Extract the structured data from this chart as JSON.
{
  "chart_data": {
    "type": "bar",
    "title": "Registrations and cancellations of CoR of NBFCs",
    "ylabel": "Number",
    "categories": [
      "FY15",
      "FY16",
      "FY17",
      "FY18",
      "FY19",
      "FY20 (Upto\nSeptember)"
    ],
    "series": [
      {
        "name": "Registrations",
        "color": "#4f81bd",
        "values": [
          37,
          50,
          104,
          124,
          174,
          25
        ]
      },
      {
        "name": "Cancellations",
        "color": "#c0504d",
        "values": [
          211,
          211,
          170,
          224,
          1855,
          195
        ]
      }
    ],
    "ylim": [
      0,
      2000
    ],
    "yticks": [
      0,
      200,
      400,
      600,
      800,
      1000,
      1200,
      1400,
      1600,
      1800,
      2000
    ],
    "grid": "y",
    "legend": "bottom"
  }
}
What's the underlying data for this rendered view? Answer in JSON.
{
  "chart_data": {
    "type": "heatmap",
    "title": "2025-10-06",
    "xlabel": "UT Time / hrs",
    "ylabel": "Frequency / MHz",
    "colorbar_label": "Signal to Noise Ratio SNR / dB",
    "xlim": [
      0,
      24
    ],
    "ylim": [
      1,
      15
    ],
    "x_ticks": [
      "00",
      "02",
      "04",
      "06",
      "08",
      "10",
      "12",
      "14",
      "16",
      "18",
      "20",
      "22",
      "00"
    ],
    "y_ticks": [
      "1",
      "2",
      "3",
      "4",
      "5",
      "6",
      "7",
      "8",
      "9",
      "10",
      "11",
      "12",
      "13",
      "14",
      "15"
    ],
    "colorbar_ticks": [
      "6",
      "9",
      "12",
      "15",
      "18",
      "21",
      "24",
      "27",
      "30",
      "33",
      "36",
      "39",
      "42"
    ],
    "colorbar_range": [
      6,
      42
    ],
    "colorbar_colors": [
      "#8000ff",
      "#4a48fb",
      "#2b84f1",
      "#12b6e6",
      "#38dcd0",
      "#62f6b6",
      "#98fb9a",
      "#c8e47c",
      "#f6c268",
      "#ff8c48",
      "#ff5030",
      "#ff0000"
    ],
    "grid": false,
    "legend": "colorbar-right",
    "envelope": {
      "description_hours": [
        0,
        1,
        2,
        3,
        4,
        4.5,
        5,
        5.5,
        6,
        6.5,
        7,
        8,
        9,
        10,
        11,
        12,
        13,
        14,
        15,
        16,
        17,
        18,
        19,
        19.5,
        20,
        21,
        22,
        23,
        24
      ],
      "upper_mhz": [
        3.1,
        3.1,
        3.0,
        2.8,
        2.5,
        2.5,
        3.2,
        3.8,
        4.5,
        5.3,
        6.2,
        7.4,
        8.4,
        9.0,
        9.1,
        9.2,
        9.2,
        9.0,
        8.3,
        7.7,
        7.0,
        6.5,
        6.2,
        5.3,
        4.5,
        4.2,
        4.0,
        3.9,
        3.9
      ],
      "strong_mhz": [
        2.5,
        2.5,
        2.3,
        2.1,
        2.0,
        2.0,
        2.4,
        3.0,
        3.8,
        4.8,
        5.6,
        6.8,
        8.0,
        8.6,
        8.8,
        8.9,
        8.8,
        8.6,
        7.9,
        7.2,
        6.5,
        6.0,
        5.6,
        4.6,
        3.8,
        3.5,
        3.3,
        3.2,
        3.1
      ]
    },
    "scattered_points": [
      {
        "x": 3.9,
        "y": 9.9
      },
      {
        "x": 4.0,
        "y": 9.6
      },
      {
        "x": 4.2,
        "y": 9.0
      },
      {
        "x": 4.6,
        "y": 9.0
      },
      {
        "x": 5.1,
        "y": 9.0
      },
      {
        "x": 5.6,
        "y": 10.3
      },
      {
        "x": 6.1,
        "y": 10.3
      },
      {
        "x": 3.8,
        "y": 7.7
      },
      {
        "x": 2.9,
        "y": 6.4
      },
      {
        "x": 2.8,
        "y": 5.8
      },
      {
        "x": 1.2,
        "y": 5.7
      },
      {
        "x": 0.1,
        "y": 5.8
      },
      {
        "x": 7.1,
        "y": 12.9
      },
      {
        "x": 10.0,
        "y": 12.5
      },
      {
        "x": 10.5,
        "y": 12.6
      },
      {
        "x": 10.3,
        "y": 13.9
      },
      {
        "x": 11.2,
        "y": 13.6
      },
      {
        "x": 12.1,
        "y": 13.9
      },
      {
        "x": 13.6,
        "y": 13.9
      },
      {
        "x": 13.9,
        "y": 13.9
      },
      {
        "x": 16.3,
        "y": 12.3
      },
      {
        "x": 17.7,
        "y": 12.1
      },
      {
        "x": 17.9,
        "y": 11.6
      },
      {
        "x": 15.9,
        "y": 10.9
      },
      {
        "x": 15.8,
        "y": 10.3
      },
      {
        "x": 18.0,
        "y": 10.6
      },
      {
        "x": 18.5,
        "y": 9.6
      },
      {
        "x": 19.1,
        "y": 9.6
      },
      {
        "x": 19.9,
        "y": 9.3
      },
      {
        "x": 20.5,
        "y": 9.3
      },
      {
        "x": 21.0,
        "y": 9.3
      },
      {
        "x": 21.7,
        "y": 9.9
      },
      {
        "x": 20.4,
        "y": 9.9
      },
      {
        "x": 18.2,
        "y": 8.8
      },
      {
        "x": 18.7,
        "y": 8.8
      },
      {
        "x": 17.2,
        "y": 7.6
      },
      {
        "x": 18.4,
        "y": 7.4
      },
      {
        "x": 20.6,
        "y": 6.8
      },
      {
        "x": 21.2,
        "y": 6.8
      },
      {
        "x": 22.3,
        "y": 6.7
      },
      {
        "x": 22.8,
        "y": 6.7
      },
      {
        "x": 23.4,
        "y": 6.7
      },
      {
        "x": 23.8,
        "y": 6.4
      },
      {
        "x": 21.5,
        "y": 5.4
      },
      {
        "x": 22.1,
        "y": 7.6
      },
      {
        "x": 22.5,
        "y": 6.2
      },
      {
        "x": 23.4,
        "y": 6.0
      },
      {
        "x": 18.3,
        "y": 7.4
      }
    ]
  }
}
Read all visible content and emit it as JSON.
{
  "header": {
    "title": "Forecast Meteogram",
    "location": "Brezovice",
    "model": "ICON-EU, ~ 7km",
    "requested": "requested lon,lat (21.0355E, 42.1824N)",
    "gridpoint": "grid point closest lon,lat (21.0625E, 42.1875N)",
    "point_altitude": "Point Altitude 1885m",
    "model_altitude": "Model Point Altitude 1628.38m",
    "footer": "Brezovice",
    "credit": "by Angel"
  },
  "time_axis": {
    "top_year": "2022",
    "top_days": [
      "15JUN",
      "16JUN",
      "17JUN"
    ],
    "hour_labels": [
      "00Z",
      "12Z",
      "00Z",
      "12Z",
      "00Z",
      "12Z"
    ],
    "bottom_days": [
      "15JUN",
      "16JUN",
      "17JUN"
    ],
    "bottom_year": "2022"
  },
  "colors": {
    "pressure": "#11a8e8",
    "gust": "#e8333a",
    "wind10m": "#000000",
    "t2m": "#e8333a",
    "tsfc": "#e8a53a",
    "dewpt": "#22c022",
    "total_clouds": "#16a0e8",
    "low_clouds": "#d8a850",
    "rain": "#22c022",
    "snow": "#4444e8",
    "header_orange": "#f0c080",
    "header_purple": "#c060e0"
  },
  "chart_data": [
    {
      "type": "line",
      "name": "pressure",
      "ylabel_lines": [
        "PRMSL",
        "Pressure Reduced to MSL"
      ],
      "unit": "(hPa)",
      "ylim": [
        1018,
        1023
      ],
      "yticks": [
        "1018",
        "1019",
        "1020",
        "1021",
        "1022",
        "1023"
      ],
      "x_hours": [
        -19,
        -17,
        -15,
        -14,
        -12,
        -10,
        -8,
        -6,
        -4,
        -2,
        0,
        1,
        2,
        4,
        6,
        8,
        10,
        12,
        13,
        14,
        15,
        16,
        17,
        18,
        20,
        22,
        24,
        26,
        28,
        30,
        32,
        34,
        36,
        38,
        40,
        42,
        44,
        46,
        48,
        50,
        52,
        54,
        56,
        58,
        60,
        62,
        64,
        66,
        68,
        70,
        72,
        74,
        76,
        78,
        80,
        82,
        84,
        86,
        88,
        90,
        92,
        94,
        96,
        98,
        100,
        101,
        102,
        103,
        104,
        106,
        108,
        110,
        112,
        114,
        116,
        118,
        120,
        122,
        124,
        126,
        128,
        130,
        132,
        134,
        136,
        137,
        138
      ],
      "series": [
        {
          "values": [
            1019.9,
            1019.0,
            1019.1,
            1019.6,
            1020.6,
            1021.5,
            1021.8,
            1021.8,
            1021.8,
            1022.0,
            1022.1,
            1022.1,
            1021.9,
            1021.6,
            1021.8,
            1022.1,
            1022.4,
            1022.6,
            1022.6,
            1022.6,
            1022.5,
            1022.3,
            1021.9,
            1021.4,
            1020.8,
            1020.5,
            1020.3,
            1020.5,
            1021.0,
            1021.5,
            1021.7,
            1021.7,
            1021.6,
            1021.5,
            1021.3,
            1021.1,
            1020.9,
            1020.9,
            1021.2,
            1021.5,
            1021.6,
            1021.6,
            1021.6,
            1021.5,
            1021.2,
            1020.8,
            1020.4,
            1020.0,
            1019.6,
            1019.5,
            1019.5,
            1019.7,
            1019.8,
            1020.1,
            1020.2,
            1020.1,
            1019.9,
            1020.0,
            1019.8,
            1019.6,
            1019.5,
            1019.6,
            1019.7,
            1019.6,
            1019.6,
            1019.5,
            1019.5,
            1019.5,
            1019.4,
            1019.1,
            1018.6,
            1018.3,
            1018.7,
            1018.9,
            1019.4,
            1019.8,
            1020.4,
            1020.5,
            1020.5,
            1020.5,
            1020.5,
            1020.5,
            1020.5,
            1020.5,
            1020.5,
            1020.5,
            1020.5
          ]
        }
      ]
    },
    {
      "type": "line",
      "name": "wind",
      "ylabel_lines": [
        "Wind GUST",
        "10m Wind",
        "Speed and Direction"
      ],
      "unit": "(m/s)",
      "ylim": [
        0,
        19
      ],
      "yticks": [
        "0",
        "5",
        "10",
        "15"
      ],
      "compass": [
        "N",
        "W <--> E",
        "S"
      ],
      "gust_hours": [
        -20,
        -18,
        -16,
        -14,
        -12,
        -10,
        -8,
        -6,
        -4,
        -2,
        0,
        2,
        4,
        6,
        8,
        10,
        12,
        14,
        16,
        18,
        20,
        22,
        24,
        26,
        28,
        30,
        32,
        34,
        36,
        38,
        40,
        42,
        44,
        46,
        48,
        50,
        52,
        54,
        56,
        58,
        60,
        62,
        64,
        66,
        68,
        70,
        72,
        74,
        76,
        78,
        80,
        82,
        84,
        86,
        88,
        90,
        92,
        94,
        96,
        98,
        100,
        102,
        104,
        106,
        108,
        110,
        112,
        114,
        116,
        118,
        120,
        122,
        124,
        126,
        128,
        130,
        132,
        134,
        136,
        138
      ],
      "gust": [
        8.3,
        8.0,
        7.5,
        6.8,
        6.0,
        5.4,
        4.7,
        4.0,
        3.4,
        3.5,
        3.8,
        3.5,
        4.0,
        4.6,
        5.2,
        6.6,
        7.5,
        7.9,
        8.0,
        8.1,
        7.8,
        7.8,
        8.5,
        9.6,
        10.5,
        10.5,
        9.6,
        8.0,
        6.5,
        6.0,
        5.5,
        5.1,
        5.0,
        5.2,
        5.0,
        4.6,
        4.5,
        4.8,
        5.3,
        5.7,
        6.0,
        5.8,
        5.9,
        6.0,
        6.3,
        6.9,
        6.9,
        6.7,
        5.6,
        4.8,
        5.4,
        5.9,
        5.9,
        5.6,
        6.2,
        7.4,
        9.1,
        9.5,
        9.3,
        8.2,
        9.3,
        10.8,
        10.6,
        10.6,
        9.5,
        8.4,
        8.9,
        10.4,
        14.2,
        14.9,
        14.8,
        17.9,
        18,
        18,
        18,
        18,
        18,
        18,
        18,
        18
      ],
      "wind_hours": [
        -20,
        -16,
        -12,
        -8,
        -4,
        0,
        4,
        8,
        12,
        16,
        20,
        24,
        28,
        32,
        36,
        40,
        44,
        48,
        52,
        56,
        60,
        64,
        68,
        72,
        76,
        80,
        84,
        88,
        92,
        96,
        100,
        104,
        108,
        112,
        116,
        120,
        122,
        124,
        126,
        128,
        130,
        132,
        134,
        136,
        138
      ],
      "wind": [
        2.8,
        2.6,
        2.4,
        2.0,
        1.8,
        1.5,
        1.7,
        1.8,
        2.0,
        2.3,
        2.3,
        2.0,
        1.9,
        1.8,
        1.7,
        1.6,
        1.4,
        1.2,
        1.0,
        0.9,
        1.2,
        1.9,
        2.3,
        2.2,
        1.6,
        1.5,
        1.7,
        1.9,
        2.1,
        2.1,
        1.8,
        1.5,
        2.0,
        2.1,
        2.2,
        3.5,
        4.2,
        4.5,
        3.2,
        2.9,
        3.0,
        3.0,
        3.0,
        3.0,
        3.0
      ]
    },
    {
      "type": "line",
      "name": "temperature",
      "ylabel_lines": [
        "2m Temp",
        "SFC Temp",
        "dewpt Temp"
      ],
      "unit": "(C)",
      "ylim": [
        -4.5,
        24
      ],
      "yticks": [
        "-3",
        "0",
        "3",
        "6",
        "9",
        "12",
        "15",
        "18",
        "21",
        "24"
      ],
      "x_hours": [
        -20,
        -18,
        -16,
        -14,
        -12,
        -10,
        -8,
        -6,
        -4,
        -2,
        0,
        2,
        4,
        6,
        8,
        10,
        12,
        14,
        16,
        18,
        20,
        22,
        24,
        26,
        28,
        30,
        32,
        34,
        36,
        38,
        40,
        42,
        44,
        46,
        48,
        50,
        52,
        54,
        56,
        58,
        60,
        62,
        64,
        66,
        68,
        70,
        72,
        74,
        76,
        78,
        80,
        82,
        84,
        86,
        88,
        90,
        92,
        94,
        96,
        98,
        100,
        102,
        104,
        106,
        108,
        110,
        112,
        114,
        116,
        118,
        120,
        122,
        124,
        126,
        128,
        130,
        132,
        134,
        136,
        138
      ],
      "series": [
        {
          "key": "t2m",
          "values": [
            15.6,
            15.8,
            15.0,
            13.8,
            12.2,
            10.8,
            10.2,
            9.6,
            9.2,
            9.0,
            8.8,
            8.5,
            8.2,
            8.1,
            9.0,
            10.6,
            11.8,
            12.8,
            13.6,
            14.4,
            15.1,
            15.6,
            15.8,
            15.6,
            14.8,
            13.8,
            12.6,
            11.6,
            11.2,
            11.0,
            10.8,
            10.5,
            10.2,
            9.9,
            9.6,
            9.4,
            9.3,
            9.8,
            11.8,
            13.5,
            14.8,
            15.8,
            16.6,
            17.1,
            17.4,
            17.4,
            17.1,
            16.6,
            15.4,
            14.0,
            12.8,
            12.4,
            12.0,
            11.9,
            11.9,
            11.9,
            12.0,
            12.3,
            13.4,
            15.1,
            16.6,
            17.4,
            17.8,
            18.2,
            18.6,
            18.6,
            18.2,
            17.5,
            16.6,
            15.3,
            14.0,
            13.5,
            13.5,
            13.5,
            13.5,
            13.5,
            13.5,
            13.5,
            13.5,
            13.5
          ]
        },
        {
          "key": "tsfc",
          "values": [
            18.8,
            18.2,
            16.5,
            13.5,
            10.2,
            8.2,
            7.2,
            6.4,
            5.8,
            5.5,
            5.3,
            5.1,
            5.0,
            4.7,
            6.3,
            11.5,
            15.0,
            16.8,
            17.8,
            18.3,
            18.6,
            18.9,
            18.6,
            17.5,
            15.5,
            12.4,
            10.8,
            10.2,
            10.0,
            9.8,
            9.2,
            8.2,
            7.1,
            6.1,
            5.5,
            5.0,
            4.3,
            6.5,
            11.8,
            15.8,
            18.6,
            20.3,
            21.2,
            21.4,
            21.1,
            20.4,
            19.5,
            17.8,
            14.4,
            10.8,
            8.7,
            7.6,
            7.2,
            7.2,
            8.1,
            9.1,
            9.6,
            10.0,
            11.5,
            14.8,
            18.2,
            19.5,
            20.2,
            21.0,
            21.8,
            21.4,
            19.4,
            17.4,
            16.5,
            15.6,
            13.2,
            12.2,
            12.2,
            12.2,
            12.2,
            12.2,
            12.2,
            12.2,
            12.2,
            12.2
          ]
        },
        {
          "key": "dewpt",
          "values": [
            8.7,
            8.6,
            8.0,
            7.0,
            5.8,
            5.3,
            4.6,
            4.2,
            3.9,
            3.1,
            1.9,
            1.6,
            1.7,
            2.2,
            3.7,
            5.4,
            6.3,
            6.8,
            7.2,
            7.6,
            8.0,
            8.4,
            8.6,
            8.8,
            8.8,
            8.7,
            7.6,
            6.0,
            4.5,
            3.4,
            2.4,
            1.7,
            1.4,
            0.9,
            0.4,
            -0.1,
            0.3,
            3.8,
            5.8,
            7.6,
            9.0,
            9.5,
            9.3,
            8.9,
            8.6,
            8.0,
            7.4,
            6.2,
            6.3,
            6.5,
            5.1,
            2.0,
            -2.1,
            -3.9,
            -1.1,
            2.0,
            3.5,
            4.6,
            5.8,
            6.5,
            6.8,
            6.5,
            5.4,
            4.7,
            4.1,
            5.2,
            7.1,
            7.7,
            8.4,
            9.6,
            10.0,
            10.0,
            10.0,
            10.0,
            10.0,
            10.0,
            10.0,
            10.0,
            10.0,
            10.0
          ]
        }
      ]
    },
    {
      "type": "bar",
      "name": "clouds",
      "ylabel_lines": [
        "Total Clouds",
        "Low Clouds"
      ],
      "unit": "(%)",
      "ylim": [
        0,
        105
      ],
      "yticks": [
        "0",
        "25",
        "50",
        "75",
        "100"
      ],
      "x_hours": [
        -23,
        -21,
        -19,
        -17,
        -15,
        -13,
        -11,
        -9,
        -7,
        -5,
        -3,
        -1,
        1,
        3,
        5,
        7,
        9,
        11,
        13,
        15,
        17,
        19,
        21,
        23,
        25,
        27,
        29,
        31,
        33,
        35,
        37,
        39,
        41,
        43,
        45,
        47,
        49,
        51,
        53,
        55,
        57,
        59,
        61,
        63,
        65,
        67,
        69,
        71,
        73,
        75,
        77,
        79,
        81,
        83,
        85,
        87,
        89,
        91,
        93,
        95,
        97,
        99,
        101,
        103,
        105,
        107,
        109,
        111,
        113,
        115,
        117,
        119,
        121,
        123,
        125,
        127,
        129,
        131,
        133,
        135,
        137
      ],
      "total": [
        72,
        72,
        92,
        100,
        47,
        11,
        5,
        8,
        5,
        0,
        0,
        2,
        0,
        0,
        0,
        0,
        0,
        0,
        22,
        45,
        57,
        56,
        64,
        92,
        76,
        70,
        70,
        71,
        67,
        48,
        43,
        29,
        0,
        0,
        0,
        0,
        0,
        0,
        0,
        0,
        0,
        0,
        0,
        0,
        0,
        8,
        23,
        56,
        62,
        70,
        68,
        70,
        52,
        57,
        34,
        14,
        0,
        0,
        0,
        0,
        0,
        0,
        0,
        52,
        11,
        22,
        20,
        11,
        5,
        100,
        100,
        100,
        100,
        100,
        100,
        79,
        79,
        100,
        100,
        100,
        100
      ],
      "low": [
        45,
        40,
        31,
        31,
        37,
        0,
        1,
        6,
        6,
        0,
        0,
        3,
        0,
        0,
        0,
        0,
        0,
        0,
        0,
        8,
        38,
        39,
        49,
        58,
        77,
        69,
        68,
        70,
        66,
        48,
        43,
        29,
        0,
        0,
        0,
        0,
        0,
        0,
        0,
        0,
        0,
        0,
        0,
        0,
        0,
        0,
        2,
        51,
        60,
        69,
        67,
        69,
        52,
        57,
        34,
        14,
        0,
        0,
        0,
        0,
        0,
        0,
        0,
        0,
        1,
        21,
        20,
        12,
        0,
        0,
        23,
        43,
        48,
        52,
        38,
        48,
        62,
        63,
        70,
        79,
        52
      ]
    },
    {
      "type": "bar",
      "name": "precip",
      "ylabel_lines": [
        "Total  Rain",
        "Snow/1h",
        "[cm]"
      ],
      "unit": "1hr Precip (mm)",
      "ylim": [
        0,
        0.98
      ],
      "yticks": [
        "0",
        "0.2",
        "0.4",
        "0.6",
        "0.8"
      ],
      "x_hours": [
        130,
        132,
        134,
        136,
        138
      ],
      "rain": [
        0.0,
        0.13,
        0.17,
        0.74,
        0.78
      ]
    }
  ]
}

· · · · · · ·

*Stated goal*
From the records above, copy every line that holds the word "unit".

*Written response*
      "unit": "(hPa)",
      "unit": "(m/s)",
      "unit": "(C)",
      "unit": "(%)",
      "unit": "1hr Precip (mm)",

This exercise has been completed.